Transcribe the listing in full, excluding any pictures.

━━━━━━━━━━━━━━━━━━━━

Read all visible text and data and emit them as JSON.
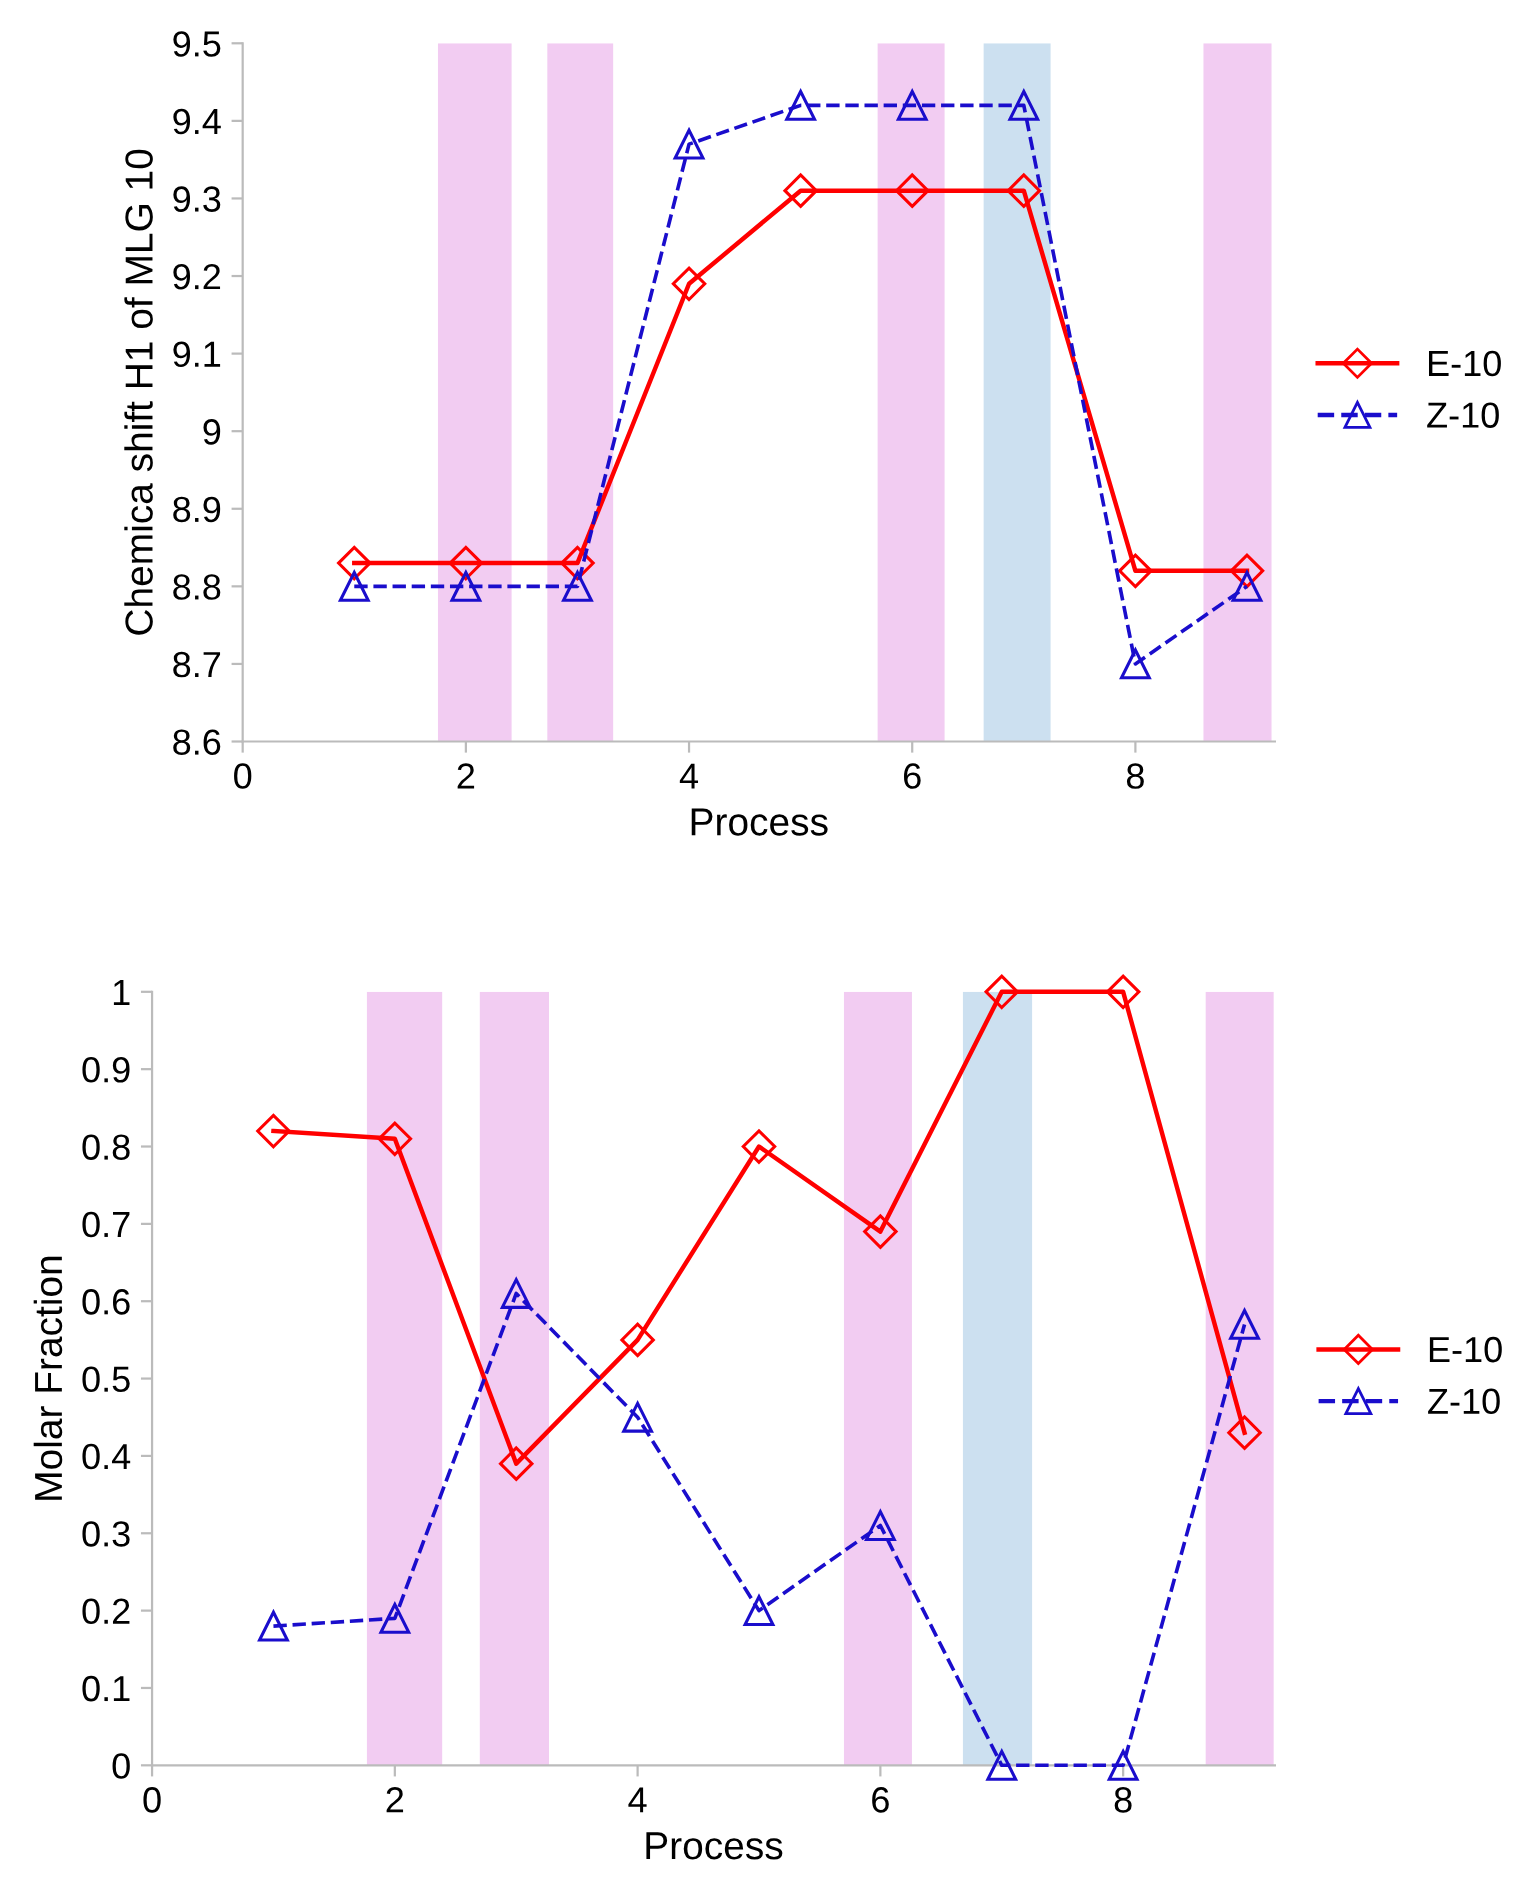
{
  "chart_data": [
    {
      "type": "line",
      "ylabel": "Chemica shift H1 of MLG 10",
      "xlabel": "Process",
      "x": [
        1,
        2,
        3,
        4,
        5,
        6,
        7,
        8,
        9
      ],
      "series": [
        {
          "name": "E-10",
          "color": "#ff0000",
          "marker": "diamond",
          "line_style": "solid",
          "values": [
            8.83,
            8.83,
            8.83,
            9.19,
            9.31,
            9.31,
            9.31,
            8.82,
            8.82
          ]
        },
        {
          "name": "Z-10",
          "color": "#1a0dcc",
          "marker": "triangle",
          "line_style": "dashed",
          "values": [
            8.8,
            8.8,
            8.8,
            9.37,
            9.42,
            9.42,
            9.42,
            8.7,
            8.8
          ]
        }
      ],
      "bands": [
        {
          "axis": "x",
          "from": 1.75,
          "to": 2.41,
          "color": "#f2ccf2"
        },
        {
          "axis": "x",
          "from": 2.73,
          "to": 3.32,
          "color": "#f2ccf2"
        },
        {
          "axis": "x",
          "from": 5.69,
          "to": 6.29,
          "color": "#f2ccf2"
        },
        {
          "axis": "x",
          "from": 6.64,
          "to": 7.24,
          "color": "#cce0f0"
        },
        {
          "axis": "x",
          "from": 8.61,
          "to": 9.22,
          "color": "#f2ccf2"
        }
      ],
      "xlim": [
        0,
        9.25
      ],
      "xticks": [
        0,
        2,
        4,
        6,
        8
      ],
      "ylim": [
        8.6,
        9.5
      ],
      "yticks": [
        8.6,
        8.7,
        8.8,
        8.9,
        9,
        9.1,
        9.2,
        9.3,
        9.4,
        9.5
      ],
      "grid": false,
      "legend": "right"
    },
    {
      "type": "line",
      "ylabel": "Molar Fraction",
      "xlabel": "Process",
      "x": [
        1,
        2,
        3,
        4,
        5,
        6,
        7,
        8,
        9
      ],
      "series": [
        {
          "name": "E-10",
          "color": "#ff0000",
          "marker": "diamond",
          "line_style": "solid",
          "values": [
            0.82,
            0.81,
            0.39,
            0.55,
            0.8,
            0.69,
            1,
            1,
            0.43
          ]
        },
        {
          "name": "Z-10",
          "color": "#1a0dcc",
          "marker": "triangle",
          "line_style": "dashed",
          "values": [
            0.18,
            0.19,
            0.61,
            0.45,
            0.2,
            0.31,
            0,
            0,
            0.57
          ]
        }
      ],
      "bands": [
        {
          "axis": "x",
          "from": 1.77,
          "to": 2.39,
          "color": "#f2ccf2"
        },
        {
          "axis": "x",
          "from": 2.7,
          "to": 3.27,
          "color": "#f2ccf2"
        },
        {
          "axis": "x",
          "from": 5.7,
          "to": 6.26,
          "color": "#f2ccf2"
        },
        {
          "axis": "x",
          "from": 6.68,
          "to": 7.25,
          "color": "#cce0f0"
        },
        {
          "axis": "x",
          "from": 8.68,
          "to": 9.24,
          "color": "#f2ccf2"
        }
      ],
      "xlim": [
        0,
        9.25
      ],
      "xticks": [
        0,
        2,
        4,
        6,
        8
      ],
      "ylim": [
        0,
        1
      ],
      "yticks": [
        0,
        0.1,
        0.2,
        0.3,
        0.4,
        0.5,
        0.6,
        0.7,
        0.8,
        0.9,
        1
      ],
      "grid": false,
      "legend": "right"
    }
  ]
}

━━━━━━━━━━━━━━━━━━━━

* [Correct result]
Read all visible text and data and emit them as JSON.
{
  "chart_data": [
    {
      "type": "line",
      "ylabel": "Chemica shift H1 of MLG 10",
      "xlabel": "Process",
      "x": [
        1,
        2,
        3,
        4,
        5,
        6,
        7,
        8,
        9
      ],
      "series": [
        {
          "name": "E-10",
          "color": "#ff0000",
          "marker": "diamond",
          "line_style": "solid",
          "values": [
            8.83,
            8.83,
            8.83,
            9.19,
            9.31,
            9.31,
            9.31,
            8.82,
            8.82
          ]
        },
        {
          "name": "Z-10",
          "color": "#1a0dcc",
          "marker": "triangle",
          "line_style": "dashed",
          "values": [
            8.8,
            8.8,
            8.8,
            9.37,
            9.42,
            9.42,
            9.42,
            8.7,
            8.8
          ]
        }
      ],
      "bands": [
        {
          "axis": "x",
          "from": 1.75,
          "to": 2.41,
          "color": "#f2ccf2"
        },
        {
          "axis": "x",
          "from": 2.73,
          "to": 3.32,
          "color": "#f2ccf2"
        },
        {
          "axis": "x",
          "from": 5.69,
          "to": 6.29,
          "color": "#f2ccf2"
        },
        {
          "axis": "x",
          "from": 6.64,
          "to": 7.24,
          "color": "#cce0f0"
        },
        {
          "axis": "x",
          "from": 8.61,
          "to": 9.22,
          "color": "#f2ccf2"
        }
      ],
      "xlim": [
        0,
        9.25
      ],
      "xticks": [
        0,
        2,
        4,
        6,
        8
      ],
      "ylim": [
        8.6,
        9.5
      ],
      "yticks": [
        8.6,
        8.7,
        8.8,
        8.9,
        9,
        9.1,
        9.2,
        9.3,
        9.4,
        9.5
      ],
      "grid": false,
      "legend": "right"
    },
    {
      "type": "line",
      "ylabel": "Molar Fraction",
      "xlabel": "Process",
      "x": [
        1,
        2,
        3,
        4,
        5,
        6,
        7,
        8,
        9
      ],
      "series": [
        {
          "name": "E-10",
          "color": "#ff0000",
          "marker": "diamond",
          "line_style": "solid",
          "values": [
            0.82,
            0.81,
            0.39,
            0.55,
            0.8,
            0.69,
            1,
            1,
            0.43
          ]
        },
        {
          "name": "Z-10",
          "color": "#1a0dcc",
          "marker": "triangle",
          "line_style": "dashed",
          "values": [
            0.18,
            0.19,
            0.61,
            0.45,
            0.2,
            0.31,
            0,
            0,
            0.57
          ]
        }
      ],
      "bands": [
        {
          "axis": "x",
          "from": 1.77,
          "to": 2.39,
          "color": "#f2ccf2"
        },
        {
          "axis": "x",
          "from": 2.7,
          "to": 3.27,
          "color": "#f2ccf2"
        },
        {
          "axis": "x",
          "from": 5.7,
          "to": 6.26,
          "color": "#f2ccf2"
        },
        {
          "axis": "x",
          "from": 6.68,
          "to": 7.25,
          "color": "#cce0f0"
        },
        {
          "axis": "x",
          "from": 8.68,
          "to": 9.24,
          "color": "#f2ccf2"
        }
      ],
      "xlim": [
        0,
        9.25
      ],
      "xticks": [
        0,
        2,
        4,
        6,
        8
      ],
      "ylim": [
        0,
        1
      ],
      "yticks": [
        0,
        0.1,
        0.2,
        0.3,
        0.4,
        0.5,
        0.6,
        0.7,
        0.8,
        0.9,
        1
      ],
      "grid": false,
      "legend": "right"
    }
  ]
}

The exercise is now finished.